### REQUIREMENT
Return a copy of each line that holds the string "JSON".

(Dataset items)
>>>>
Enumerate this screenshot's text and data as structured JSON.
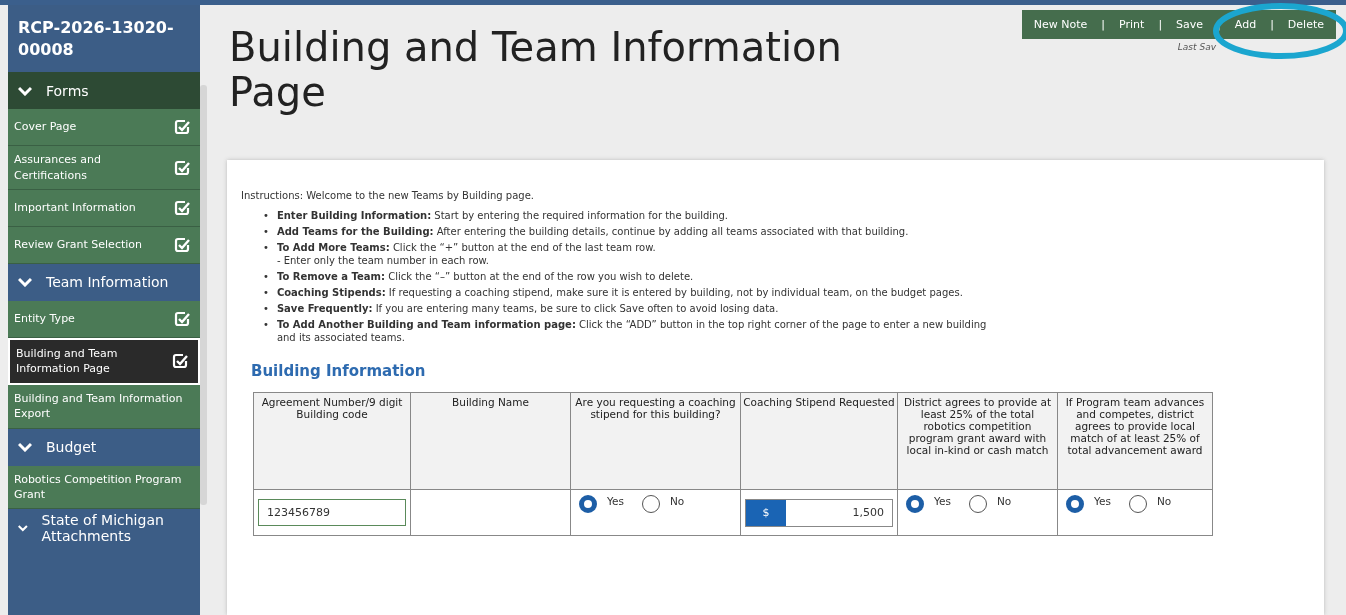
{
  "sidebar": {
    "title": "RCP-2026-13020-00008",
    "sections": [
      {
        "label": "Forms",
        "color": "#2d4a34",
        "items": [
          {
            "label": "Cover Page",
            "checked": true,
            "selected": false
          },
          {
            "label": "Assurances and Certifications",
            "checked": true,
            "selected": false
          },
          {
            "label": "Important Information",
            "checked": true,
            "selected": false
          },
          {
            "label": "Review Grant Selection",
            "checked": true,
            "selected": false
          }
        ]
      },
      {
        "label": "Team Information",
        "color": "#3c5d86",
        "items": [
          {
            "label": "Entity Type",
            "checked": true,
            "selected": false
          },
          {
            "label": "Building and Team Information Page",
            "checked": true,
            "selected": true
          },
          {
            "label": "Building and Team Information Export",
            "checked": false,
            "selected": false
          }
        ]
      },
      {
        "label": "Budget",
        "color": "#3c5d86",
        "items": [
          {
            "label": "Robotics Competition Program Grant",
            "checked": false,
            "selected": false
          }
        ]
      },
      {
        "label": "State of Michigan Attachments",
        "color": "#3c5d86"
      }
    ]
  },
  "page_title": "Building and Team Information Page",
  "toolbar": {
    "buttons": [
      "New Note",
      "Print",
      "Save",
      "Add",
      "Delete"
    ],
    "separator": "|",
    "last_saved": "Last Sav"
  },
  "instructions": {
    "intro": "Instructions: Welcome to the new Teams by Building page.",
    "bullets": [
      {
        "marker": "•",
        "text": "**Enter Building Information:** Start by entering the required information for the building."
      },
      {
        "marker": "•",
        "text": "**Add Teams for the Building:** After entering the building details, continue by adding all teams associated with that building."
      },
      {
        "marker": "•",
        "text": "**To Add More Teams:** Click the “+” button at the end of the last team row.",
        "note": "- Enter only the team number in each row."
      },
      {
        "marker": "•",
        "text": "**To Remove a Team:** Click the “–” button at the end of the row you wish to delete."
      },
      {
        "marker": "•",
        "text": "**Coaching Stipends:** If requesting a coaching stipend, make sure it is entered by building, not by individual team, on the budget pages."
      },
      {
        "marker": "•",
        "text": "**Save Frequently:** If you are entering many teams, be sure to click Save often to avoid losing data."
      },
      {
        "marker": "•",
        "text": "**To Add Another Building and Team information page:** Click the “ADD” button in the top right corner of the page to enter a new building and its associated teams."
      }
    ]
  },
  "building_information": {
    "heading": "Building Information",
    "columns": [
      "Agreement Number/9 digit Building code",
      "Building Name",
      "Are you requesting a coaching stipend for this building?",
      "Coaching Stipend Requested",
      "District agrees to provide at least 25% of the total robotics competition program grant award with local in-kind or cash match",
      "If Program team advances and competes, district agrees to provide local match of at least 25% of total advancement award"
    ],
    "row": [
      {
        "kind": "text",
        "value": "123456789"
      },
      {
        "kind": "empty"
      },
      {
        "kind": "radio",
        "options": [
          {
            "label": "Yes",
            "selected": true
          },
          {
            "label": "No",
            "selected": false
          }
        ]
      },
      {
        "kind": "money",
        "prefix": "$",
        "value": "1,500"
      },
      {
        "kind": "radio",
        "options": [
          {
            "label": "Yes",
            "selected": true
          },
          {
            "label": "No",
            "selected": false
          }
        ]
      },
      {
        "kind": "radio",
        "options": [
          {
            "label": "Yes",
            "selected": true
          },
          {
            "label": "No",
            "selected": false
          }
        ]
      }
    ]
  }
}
<<<<
>>>>
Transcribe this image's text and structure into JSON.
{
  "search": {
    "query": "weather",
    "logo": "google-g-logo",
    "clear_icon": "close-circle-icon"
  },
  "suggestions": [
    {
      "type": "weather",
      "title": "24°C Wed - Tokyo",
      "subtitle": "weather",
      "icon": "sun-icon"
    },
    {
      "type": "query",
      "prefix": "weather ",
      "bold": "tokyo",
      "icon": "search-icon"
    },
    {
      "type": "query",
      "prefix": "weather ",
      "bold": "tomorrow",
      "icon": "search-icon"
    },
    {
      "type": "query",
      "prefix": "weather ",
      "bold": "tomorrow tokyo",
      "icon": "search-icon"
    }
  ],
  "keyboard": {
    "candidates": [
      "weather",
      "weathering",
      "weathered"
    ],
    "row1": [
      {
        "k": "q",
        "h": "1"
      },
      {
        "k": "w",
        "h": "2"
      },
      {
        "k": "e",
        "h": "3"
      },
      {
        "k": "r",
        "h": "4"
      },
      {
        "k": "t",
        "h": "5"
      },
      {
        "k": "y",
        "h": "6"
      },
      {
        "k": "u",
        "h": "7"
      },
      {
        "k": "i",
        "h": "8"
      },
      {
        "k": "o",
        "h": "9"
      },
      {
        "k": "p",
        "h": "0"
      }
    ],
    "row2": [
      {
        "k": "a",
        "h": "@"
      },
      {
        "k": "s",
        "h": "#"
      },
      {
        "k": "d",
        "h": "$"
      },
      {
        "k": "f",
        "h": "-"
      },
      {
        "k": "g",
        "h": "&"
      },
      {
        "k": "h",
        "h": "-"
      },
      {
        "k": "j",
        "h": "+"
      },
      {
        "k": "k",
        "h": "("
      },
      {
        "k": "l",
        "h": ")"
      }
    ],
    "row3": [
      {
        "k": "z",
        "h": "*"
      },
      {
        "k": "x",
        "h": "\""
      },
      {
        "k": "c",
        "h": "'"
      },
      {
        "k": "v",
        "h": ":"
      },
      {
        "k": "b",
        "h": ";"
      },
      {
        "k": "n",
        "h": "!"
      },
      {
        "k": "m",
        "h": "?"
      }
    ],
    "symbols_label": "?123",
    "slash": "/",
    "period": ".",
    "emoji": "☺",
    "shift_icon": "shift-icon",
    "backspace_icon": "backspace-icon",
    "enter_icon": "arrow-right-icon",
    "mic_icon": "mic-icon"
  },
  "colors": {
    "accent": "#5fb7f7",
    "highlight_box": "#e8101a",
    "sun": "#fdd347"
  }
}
<<<<
### FINISHED EXERCISE
Enumerate this screenshot's text and data as structured JSON.
Transcribe this image's text and structure into JSON.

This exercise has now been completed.